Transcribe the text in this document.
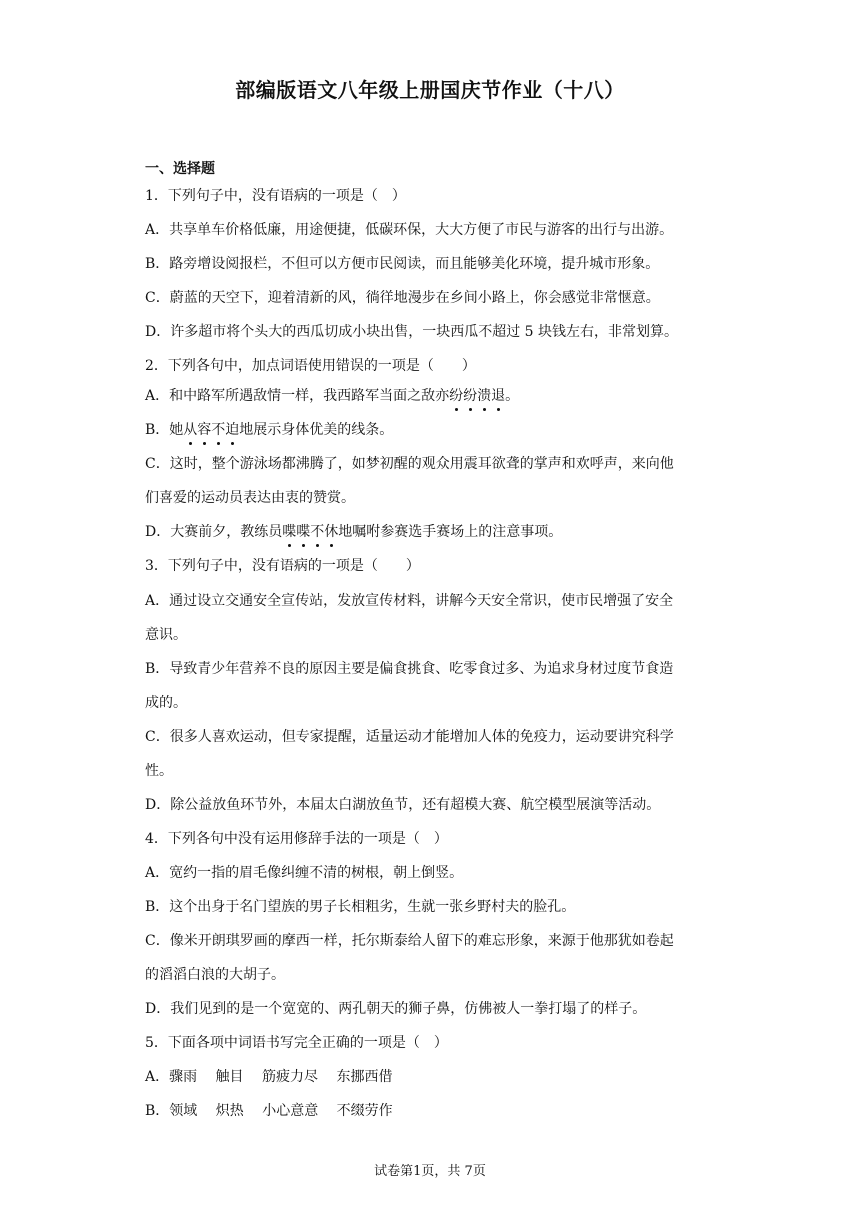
部编版语文八年级上册国庆节作业（十八）
一、选择题
1．下列句子中，没有语病的一项是（　）
A．共享单车价格低廉，用途便捷，低碳环保，大大方便了市民与游客的出行与出游。
B．路旁增设阅报栏，不但可以方便市民阅读，而且能够美化环境，提升城市形象。
C．蔚蓝的天空下，迎着清新的风，徜徉地漫步在乡间小路上，你会感觉非常惬意。
D．许多超市将个头大的西瓜切成小块出售，一块西瓜不超过 5 块钱左右，非常划算。
2．下列各句中，加点词语使用错误的一项是（　　）
A．和中路军所遇敌情一样，我西路军当面之敌亦纷纷溃退。
B．她从容不迫地展示身体优美的线条。
C．这时，整个游泳场都沸腾了，如梦初醒的观众用震耳欲聋的掌声和欢呼声，来向他
们喜爱的运动员表达由衷的赞赏。
D．大赛前夕，教练员喋喋不休地嘱咐参赛选手赛场上的注意事项。
3．下列句子中，没有语病的一项是（　　）
A．通过设立交通安全宣传站，发放宣传材料，讲解今天安全常识，使市民增强了安全
意识。
B．导致青少年营养不良的原因主要是偏食挑食、吃零食过多、为追求身材过度节食造
成的。
C．很多人喜欢运动，但专家提醒，适量运动才能增加人体的免疫力，运动要讲究科学
性。
D．除公益放鱼环节外，本届太白湖放鱼节，还有超模大赛、航空模型展演等活动。
4．下列各句中没有运用修辞手法的一项是（　）
A．宽约一指的眉毛像纠缠不清的树根，朝上倒竖。
B．这个出身于名门望族的男子长相粗劣，生就一张乡野村夫的脸孔。
C．像米开朗琪罗画的摩西一样，托尔斯泰给人留下的难忘形象，来源于他那犹如卷起
的滔滔白浪的大胡子。
D．我们见到的是一个宽宽的、两孔朝天的狮子鼻，仿佛被人一拳打塌了的样子。
5．下面各项中词语书写完全正确的一项是（　）
A．骤雨　 触目　 筋疲力尽　 东挪西借
B．领域　 炽热　 小心意意　 不缀劳作
试卷第1页，共 7页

◆ Task directions ◆
Repeat all the records above exactly, leaving out any pictures.

◆ Solution to this exercise ◆
Transcribe the text in this document.
部编版语文八年级上册国庆节作业（十八）
一、选择题
1．下列句子中，没有语病的一项是（　）
A．共享单车价格低廉，用途便捷，低碳环保，大大方便了市民与游客的出行与出游。
B．路旁增设阅报栏，不但可以方便市民阅读，而且能够美化环境，提升城市形象。
C．蔚蓝的天空下，迎着清新的风，徜徉地漫步在乡间小路上，你会感觉非常惬意。
D．许多超市将个头大的西瓜切成小块出售，一块西瓜不超过 5 块钱左右，非常划算。
2．下列各句中，加点词语使用错误的一项是（　　）
A．和中路军所遇敌情一样，我西路军当面之敌亦纷纷溃退。
B．她从容不迫地展示身体优美的线条。
C．这时，整个游泳场都沸腾了，如梦初醒的观众用震耳欲聋的掌声和欢呼声，来向他
们喜爱的运动员表达由衷的赞赏。
D．大赛前夕，教练员喋喋不休地嘱咐参赛选手赛场上的注意事项。
3．下列句子中，没有语病的一项是（　　）
A．通过设立交通安全宣传站，发放宣传材料，讲解今天安全常识，使市民增强了安全
意识。
B．导致青少年营养不良的原因主要是偏食挑食、吃零食过多、为追求身材过度节食造
成的。
C．很多人喜欢运动，但专家提醒，适量运动才能增加人体的免疫力，运动要讲究科学
性。
D．除公益放鱼环节外，本届太白湖放鱼节，还有超模大赛、航空模型展演等活动。
4．下列各句中没有运用修辞手法的一项是（　）
A．宽约一指的眉毛像纠缠不清的树根，朝上倒竖。
B．这个出身于名门望族的男子长相粗劣，生就一张乡野村夫的脸孔。
C．像米开朗琪罗画的摩西一样，托尔斯泰给人留下的难忘形象，来源于他那犹如卷起
的滔滔白浪的大胡子。
D．我们见到的是一个宽宽的、两孔朝天的狮子鼻，仿佛被人一拳打塌了的样子。
5．下面各项中词语书写完全正确的一项是（　）
A．骤雨　 触目　 筋疲力尽　 东挪西借
B．领域　 炽热　 小心意意　 不缀劳作
试卷第1页，共 7页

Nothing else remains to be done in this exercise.